## [Problem A]
In the RAID discussion, what risk still remains with serial cables such as SATA or SAS?

—————

There are some layout diagrams here:
<http://en.wikipedia.org/wiki/Non-standard_RAID_levels#Linux_MD_RAID_10>
> Hmm, I had to check my notes for the RAID10 setup, I have:
>
> /etc/mdadm:
>
> # swap: RAID10 - 4 x 2GiB + spare
> ARRAY /dev/md/pooh:swap
> UUID=0e3121d0:613689a2:228d5e7b:570357bf
> devices=/dev/sd[abcd]3
> spares=/dev/sde3
>
> And from my setup notes, I used:
> swap array:
> mdadm --create /dev/md1 --metadata=1.2 --verbose --level=10 \
> --layout=f2 --chunk=64 --raid-devices=4 /dev/sd[abcd]5 \
> --spare-devices=1 /dev/sde5
>
> Now I have six by 4GB partitions to play with for the swap array. Which
> probably is good to keep redundancy there so I don't have to swap a disk
> that fails in just that area. I expect total disk failure though.
>
> First data RAID for me, I avoided them until I met RAID6. Too many horror
> stories people writing about losing two of three RAID5 disks, possibly due
> to using two per IDE cable or something stupid... Drive goes down, takes
> mate on same cable with it?
>
With IDE cables, it was certainly possible for one failure to bring down
the other disk on the same cable. You also suffered from low bandwidth
when you had two disks on the same cable. Parallel SCSI had similar
issues, but then you could have more than just two disks in the same
chain. On the other hand, the SCSI disks were more robust and less
likely to be affected by the failures of other disks in the chain.
But with serial cables (SATA or SAS), you don't get these problems any more.
However, there is still a risk of losing a second disk during a RAID5
rebuild. Rebuilds are the most stressful action you can have on a RAID5
(or RAID6) array, so if a second disk is feeling poorly, then a rebuild
might be the trigger that pushes it over the edge.
As always, make sure you have good independent backups of anything
important - even if you use RAID6!
> Only that's not quite it because I changed the name for the final one to
> /dev/md/swap, which then had to be /dev/md/pooh:swap to keep /etc/fstab
> happy.
>
> /etc/fstab, with my notes from the time:
>
> # 8GB RAID10 swap space
> /dev/md/pooh:swap swap swap defaults 0 0
> # RAID6 data areas
> /dev/md/data1p1 /home/raid/a ext4 defaults 0 0
> #
> /dev/md/data2 /home/raid/b xfs defaults 0 0
> #
> # backup of the RAID data area, actually I think this is second backup,
> # as I change my mind about duplicating lower half of this 2TB disk for
> # connection with the 5 x 1TB RAID arrays. The size of this partition
> # memorialises that early decision, as it has room for the 1TB partition
> # layout found on the remaining drives
> #
> /dev/sdg1 /home/backup1 xfs defaults,ro 0 0
> #
> # okay, mount top half of the shiny new 2TB drive as temp holding place,
> # let's me think about using the bottom half in the RAID, but I'm sure
> # that's a bad idea. Alternately, since I don't yet need that space,
> # it's ready to be pushed into service as a cold spare for the RAID6
> # data partitions
> #
> /dev/sdg2 /home/backup2 xfs defaults,ro 0 0
> #
> # borrowed John's 1.5TB drive for temp data
> /dev/sdh1 /home/backup3 ext4 defaults,ro 0 0
> #
>
> So I added a sixth 1TB drive a couple days ago, and the 2TB backup or bounce
> drive is there holding stuff that has to go onto the data RAID, then it'll
> be a de duplicated backup, my backups for stuff dating back to the 1990s is
> a mess, some things I have a dozen copies, one area I found only one copy
> from the 90s floppy disk era.

—————

## [Problem B]
Reproduce the entries from their first line up to and including the line with "code-line: 2265 <box>45 70 72 83</box>", changing "menu-item" to "menu-button" and keeping everything else the same.

—————

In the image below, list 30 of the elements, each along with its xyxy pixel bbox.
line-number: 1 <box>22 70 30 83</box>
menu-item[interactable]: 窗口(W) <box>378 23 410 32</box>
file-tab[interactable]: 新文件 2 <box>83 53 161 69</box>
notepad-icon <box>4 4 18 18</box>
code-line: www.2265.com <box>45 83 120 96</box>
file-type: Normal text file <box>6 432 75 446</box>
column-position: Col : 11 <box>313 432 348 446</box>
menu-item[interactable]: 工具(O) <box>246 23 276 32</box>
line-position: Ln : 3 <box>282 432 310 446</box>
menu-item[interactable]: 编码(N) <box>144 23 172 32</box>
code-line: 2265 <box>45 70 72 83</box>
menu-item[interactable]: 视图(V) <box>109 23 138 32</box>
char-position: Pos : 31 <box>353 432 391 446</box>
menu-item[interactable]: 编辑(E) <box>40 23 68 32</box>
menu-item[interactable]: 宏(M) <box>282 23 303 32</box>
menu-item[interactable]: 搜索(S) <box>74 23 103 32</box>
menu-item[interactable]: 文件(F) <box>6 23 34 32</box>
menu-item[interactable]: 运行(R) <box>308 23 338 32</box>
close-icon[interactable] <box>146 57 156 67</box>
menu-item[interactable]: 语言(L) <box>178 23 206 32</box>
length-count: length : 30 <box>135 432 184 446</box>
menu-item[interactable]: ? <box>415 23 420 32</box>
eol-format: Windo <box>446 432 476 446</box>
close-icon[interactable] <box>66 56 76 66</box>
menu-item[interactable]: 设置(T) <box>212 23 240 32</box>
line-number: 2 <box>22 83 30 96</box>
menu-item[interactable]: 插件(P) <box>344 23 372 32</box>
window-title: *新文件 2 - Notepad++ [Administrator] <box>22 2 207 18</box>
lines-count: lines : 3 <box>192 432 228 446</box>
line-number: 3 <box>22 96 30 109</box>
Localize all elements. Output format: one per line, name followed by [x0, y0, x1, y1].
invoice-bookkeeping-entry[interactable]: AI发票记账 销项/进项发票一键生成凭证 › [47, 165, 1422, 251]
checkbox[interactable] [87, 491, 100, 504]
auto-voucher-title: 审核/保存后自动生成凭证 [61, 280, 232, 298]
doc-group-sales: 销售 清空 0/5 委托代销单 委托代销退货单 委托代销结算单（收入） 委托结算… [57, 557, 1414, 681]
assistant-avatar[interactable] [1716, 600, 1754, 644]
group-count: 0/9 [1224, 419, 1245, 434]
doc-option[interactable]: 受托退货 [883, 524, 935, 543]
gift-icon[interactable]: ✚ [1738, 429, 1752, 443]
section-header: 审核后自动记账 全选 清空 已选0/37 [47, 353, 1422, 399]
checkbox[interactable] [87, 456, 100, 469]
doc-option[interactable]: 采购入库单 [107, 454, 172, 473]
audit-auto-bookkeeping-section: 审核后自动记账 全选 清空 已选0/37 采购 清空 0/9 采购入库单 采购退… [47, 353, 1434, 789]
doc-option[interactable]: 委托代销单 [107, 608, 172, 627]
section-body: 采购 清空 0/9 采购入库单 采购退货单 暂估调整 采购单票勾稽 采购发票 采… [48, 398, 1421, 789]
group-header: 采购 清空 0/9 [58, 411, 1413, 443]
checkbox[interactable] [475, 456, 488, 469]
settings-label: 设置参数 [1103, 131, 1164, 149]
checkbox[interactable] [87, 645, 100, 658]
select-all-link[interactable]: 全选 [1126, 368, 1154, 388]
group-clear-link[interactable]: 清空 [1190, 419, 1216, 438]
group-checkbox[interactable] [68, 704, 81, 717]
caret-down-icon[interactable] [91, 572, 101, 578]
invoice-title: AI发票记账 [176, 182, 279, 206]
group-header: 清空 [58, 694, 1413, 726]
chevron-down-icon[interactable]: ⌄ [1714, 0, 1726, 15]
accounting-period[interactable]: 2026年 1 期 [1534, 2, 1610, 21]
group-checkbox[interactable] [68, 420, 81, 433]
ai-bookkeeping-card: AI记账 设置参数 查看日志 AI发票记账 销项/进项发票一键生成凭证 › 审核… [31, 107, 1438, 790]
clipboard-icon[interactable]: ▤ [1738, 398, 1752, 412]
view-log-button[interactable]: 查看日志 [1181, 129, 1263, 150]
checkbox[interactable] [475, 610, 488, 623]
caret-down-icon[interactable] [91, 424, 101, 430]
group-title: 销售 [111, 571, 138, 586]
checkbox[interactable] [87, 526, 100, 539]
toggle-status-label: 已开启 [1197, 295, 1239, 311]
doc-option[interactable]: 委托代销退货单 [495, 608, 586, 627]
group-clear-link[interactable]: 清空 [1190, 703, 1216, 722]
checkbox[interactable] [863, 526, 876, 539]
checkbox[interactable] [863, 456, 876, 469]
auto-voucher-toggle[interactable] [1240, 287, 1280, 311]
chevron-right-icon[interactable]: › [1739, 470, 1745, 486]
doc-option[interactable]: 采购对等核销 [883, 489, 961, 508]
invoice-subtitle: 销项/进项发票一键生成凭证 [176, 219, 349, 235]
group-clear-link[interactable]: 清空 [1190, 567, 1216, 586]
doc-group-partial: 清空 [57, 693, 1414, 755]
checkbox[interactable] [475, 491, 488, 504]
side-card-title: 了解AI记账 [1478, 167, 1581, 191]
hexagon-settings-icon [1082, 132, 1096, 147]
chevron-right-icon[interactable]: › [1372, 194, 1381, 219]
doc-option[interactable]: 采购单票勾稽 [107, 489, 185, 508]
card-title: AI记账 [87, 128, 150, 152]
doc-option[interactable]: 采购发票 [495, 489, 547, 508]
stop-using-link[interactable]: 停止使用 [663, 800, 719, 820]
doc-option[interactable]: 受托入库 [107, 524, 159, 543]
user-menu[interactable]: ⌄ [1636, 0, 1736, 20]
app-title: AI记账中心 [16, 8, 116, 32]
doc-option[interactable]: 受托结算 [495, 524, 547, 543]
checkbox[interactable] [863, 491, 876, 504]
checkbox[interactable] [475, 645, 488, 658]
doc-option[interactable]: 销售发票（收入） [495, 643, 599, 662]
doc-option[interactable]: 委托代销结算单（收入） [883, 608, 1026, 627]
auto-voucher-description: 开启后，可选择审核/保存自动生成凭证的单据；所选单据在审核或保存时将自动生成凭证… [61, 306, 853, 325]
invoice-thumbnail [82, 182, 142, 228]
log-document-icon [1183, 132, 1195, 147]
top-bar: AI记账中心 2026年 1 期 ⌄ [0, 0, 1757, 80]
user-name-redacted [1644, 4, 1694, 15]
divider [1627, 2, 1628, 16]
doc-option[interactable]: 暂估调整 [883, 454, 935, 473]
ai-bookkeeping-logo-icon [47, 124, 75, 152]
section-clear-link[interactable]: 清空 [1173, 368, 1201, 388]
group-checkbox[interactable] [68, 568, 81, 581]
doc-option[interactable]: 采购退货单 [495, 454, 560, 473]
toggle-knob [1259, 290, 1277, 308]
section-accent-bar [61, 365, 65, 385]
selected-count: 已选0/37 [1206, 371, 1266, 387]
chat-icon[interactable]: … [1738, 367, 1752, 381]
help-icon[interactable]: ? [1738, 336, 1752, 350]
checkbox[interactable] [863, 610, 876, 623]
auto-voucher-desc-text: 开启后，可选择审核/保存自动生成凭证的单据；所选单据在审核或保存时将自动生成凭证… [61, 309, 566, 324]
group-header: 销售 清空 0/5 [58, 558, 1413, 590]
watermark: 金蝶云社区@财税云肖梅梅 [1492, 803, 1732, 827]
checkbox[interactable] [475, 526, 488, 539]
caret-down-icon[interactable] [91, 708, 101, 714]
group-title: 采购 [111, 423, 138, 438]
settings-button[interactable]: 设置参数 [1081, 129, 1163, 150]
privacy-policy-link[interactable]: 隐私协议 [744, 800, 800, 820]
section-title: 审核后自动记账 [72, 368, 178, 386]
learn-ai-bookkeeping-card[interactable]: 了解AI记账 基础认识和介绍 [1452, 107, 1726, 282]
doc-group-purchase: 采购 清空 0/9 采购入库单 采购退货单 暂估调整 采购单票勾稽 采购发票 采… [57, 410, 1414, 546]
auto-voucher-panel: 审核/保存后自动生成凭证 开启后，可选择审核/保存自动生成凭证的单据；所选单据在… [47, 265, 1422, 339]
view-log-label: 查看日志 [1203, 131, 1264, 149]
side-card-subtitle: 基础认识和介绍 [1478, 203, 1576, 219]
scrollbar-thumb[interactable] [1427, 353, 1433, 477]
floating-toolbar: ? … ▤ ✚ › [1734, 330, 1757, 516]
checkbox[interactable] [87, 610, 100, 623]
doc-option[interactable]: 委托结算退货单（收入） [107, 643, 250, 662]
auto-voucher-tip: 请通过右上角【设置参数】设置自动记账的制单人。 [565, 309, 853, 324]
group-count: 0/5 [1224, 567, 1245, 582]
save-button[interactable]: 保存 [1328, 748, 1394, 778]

—————

## [Task answer A]
A second disk can still be lost during a RAID5 rebuild.

## [Task answer B]
In the image below, list 30 of the elements, each along with its xyxy pixel bbox.
line-number: 1 <box>22 70 30 83</box>
menu-button[interactable]: 窗口(W) <box>378 23 410 32</box>
file-tab[interactable]: 新文件 2 <box>83 53 161 69</box>
notepad-icon <box>4 4 18 18</box>
code-line: www.2265.com <box>45 83 120 96</box>
file-type: Normal text file <box>6 432 75 446</box>
column-position: Col : 11 <box>313 432 348 446</box>
menu-button[interactable]: 工具(O) <box>246 23 276 32</box>
line-position: Ln : 3 <box>282 432 310 446</box>
menu-button[interactable]: 编码(N) <box>144 23 172 32</box>
code-line: 2265 <box>45 70 72 83</box>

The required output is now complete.